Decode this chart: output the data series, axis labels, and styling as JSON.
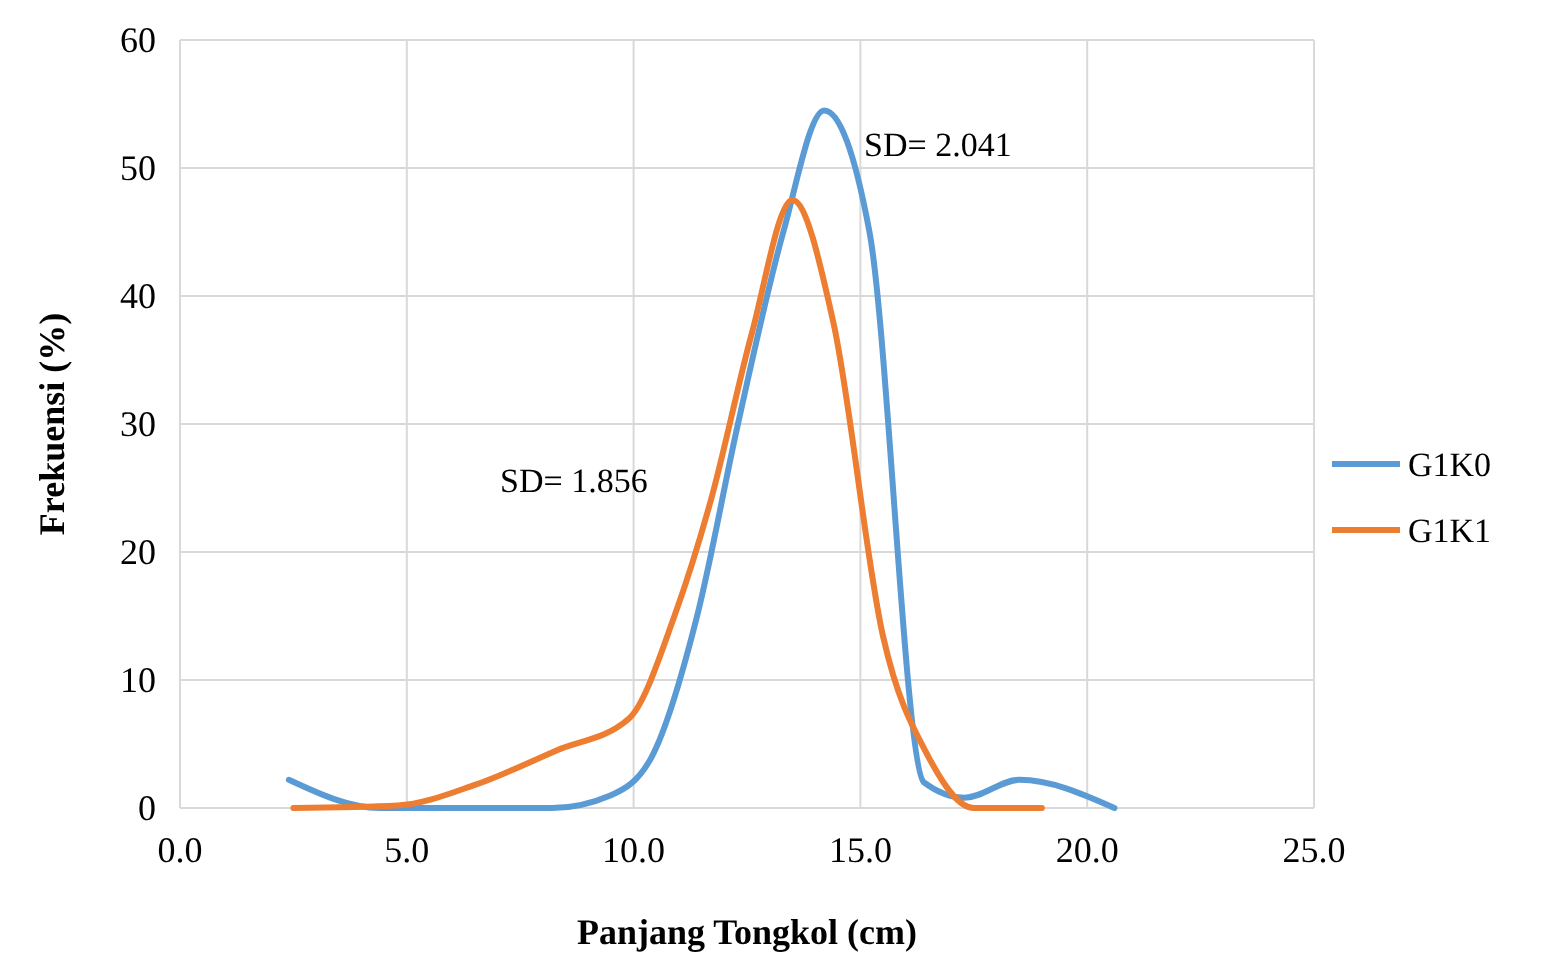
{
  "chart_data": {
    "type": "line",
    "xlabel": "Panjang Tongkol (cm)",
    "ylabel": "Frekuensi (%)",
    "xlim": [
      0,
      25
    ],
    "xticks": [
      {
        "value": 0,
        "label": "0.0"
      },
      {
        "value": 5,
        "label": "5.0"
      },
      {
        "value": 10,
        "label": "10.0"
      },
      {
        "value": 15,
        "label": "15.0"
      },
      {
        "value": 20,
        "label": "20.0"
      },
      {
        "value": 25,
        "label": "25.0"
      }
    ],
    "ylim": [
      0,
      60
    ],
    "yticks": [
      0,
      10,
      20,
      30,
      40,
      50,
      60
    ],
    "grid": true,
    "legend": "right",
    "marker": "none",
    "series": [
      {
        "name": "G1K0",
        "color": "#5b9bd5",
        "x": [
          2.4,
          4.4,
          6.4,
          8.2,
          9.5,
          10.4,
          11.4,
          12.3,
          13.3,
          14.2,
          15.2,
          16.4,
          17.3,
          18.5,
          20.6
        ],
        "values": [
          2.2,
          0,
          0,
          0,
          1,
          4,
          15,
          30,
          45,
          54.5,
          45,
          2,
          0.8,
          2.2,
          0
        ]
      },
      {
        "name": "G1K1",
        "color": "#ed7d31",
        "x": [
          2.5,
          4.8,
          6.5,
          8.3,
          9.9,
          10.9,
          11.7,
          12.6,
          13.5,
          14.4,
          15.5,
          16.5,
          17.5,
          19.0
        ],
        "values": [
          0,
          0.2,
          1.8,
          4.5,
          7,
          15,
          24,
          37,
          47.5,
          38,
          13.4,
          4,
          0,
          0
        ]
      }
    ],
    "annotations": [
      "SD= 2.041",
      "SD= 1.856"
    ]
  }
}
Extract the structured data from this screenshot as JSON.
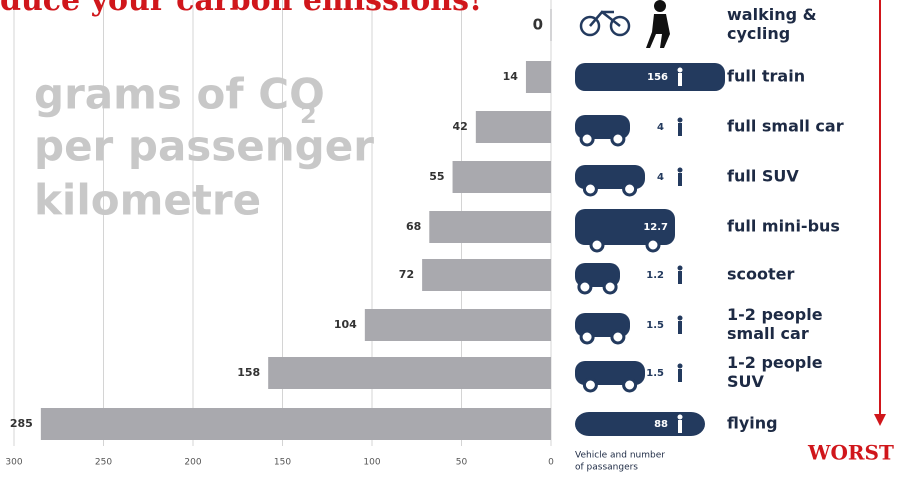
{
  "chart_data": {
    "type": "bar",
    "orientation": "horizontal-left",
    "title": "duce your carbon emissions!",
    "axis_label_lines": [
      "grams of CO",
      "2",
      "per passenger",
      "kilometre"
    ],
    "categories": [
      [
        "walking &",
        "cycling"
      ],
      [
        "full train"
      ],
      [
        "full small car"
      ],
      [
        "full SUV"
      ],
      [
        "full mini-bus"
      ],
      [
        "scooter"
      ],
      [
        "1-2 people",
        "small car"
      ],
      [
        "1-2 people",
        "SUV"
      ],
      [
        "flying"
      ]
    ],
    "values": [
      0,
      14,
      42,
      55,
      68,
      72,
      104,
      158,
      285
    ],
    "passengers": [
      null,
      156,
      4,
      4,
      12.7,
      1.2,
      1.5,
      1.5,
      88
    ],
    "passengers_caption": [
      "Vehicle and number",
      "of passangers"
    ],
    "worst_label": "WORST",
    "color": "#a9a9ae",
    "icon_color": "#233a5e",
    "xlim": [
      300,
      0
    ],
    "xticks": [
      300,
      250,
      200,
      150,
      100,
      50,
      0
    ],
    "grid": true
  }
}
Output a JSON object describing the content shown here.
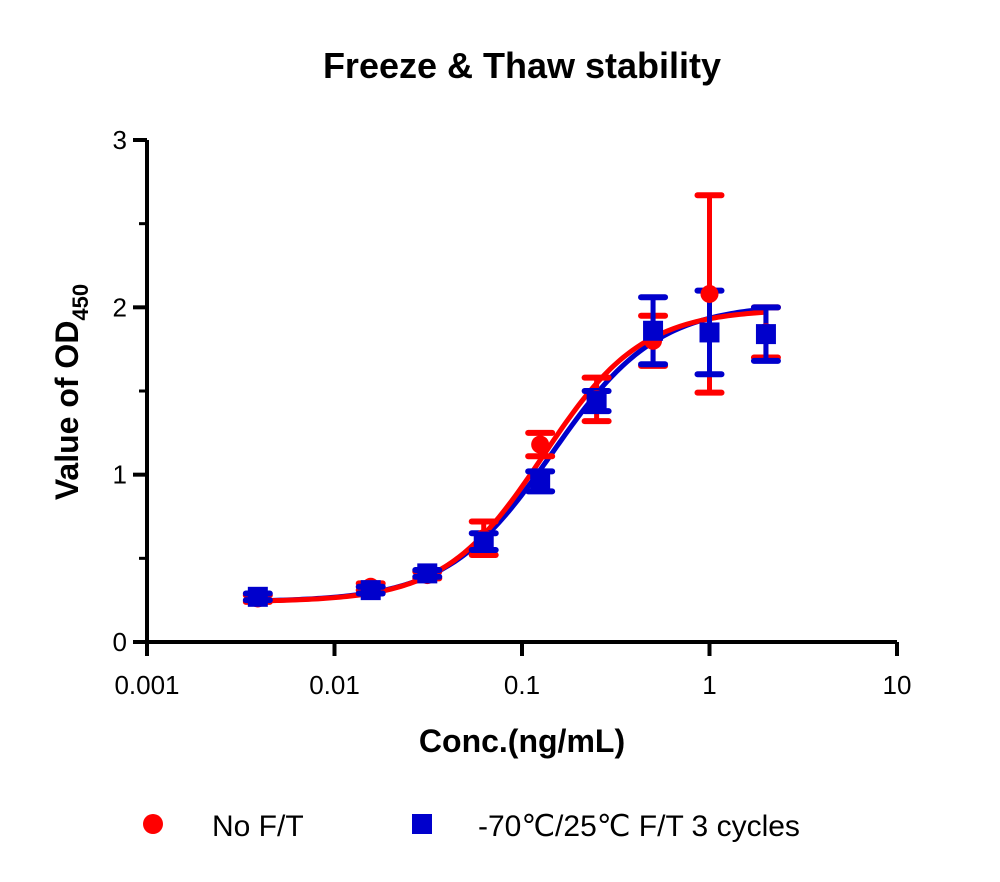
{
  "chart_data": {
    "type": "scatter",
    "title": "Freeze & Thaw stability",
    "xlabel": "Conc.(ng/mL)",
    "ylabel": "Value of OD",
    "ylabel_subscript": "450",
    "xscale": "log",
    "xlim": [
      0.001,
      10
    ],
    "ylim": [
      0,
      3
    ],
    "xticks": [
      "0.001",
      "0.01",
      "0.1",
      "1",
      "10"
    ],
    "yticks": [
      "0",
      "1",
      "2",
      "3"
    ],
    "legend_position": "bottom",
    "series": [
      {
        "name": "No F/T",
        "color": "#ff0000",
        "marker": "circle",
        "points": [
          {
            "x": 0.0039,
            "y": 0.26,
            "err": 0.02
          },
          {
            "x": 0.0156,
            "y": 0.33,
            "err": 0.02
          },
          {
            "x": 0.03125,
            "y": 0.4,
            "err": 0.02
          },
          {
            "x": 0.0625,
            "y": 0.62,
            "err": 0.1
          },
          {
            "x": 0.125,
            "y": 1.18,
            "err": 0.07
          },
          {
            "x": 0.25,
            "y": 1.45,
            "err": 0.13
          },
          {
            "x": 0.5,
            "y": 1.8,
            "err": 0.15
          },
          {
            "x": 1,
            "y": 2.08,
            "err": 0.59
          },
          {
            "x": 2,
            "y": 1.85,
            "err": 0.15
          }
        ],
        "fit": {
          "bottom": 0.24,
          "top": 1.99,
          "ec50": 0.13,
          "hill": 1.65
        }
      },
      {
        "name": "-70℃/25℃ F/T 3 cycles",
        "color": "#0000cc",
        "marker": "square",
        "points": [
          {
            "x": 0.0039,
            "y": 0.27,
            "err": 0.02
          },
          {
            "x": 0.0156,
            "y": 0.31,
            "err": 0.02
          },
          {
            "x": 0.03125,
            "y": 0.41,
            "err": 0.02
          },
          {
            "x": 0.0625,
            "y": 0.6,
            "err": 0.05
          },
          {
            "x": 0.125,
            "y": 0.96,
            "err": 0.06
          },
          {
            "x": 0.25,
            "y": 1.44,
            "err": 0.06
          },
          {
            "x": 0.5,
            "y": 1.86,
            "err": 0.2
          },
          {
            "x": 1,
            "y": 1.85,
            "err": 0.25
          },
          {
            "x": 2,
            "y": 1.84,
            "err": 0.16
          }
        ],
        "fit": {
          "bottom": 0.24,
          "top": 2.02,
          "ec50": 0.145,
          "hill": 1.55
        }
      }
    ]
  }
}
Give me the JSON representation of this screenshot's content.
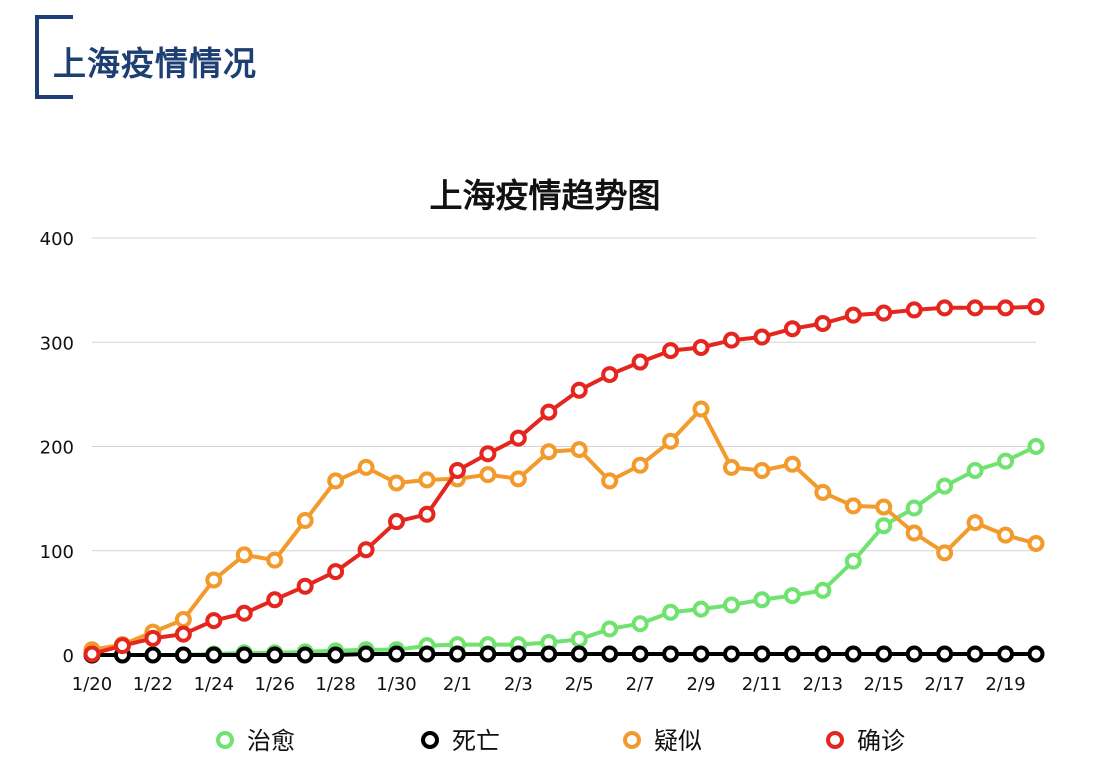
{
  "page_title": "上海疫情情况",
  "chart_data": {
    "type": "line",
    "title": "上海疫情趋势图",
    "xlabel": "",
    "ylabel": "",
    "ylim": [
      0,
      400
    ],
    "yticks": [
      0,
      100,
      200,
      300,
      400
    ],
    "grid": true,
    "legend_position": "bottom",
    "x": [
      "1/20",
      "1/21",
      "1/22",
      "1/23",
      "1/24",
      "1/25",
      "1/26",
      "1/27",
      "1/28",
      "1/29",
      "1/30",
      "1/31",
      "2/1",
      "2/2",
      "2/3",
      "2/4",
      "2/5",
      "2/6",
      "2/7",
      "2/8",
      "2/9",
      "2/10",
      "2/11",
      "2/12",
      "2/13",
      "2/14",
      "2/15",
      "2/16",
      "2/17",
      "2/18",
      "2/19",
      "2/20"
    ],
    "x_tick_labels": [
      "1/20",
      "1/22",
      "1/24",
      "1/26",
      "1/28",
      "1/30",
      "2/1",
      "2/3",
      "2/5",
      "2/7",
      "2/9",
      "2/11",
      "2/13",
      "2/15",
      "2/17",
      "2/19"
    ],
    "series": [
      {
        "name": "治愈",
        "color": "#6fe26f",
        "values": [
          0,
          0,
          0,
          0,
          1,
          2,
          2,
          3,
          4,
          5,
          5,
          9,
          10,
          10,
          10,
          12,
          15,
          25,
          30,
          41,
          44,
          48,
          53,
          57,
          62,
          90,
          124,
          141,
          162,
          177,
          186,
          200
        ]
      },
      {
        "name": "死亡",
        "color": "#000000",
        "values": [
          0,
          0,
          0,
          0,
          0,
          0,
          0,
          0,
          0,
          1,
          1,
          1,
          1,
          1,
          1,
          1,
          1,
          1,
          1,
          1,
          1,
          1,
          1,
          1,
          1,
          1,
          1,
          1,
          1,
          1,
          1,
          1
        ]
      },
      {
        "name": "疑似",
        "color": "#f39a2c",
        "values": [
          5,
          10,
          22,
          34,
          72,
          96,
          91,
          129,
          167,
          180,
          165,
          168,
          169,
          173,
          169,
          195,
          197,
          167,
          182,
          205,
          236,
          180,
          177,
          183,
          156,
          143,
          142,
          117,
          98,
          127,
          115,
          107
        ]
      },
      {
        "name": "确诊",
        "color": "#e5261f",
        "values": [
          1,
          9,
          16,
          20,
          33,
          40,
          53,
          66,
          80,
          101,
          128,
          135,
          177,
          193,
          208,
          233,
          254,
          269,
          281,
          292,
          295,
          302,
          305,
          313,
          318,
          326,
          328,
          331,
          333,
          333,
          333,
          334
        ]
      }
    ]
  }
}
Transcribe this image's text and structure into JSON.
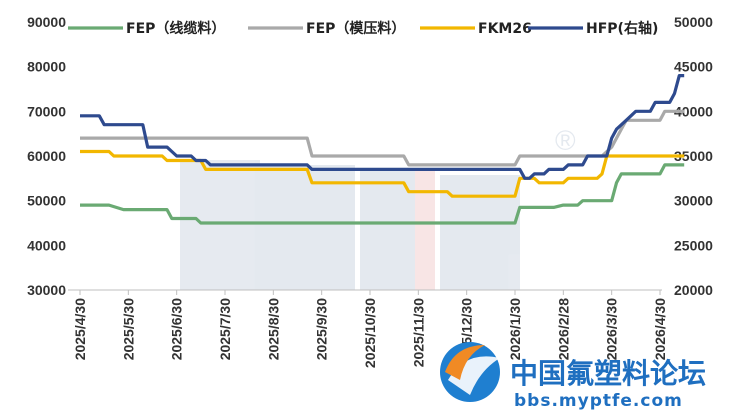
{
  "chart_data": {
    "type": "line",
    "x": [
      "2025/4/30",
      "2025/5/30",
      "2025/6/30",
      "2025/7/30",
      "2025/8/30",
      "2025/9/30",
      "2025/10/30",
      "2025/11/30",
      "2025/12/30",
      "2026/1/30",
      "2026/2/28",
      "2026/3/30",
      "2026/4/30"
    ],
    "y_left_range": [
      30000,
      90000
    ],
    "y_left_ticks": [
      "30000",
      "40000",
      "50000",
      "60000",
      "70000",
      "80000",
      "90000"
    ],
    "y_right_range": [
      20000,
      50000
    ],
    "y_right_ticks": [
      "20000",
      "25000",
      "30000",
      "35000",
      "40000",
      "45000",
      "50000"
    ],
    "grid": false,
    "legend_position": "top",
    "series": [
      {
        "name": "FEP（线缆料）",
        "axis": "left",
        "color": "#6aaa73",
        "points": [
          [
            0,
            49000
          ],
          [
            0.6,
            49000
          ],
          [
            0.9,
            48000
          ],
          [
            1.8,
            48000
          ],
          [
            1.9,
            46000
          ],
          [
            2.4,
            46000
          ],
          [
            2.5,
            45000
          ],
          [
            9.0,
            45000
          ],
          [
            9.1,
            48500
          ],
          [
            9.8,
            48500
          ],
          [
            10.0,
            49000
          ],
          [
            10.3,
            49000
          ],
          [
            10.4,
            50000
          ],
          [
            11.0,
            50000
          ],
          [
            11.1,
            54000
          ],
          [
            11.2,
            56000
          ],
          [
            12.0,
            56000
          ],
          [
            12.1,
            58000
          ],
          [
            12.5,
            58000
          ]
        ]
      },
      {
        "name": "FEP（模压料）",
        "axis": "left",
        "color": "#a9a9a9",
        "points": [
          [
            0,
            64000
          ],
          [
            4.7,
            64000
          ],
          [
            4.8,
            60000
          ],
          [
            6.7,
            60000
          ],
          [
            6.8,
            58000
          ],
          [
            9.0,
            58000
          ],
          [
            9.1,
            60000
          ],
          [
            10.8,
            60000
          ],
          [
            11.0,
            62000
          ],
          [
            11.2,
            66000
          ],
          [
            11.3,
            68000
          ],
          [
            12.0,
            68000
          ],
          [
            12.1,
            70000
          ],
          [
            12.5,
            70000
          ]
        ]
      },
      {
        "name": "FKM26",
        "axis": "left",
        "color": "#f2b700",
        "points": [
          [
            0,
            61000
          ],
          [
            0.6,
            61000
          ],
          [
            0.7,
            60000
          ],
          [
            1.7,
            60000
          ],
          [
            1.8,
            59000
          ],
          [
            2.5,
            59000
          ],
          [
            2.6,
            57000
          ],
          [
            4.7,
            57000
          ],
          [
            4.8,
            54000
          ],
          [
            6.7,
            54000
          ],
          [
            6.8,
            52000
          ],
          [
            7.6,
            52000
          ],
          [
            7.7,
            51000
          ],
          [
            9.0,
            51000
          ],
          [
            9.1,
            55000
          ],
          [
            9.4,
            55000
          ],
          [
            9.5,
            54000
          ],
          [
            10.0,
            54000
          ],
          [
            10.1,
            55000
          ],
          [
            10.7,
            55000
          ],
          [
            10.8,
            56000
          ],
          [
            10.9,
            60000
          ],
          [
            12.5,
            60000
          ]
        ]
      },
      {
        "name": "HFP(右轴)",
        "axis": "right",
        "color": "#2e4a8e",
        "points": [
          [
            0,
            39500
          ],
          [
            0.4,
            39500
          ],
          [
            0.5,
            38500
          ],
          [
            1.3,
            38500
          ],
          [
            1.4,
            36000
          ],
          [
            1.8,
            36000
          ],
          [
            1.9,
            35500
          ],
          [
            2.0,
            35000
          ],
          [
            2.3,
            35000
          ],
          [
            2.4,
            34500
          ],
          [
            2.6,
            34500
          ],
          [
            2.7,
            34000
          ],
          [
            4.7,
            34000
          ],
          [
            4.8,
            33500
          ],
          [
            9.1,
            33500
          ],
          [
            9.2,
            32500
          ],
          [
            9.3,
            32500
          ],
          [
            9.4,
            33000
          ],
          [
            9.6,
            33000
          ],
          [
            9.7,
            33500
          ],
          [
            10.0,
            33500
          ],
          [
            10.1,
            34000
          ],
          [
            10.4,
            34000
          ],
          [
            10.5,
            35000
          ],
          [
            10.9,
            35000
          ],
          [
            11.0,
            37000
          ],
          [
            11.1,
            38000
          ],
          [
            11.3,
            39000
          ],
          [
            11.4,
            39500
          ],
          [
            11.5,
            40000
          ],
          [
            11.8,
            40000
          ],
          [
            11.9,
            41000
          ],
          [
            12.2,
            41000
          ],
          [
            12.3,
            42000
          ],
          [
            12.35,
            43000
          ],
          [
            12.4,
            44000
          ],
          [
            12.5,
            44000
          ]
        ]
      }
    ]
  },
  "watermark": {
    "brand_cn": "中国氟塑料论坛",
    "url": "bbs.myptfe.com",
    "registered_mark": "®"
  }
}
::::::::::
**What the task asks:** Scan the material above. Copy each line where "full" occurs.

**Result of this task:**
        "full train"
        "full small car"
        "full SUV"
        "full mini-bus"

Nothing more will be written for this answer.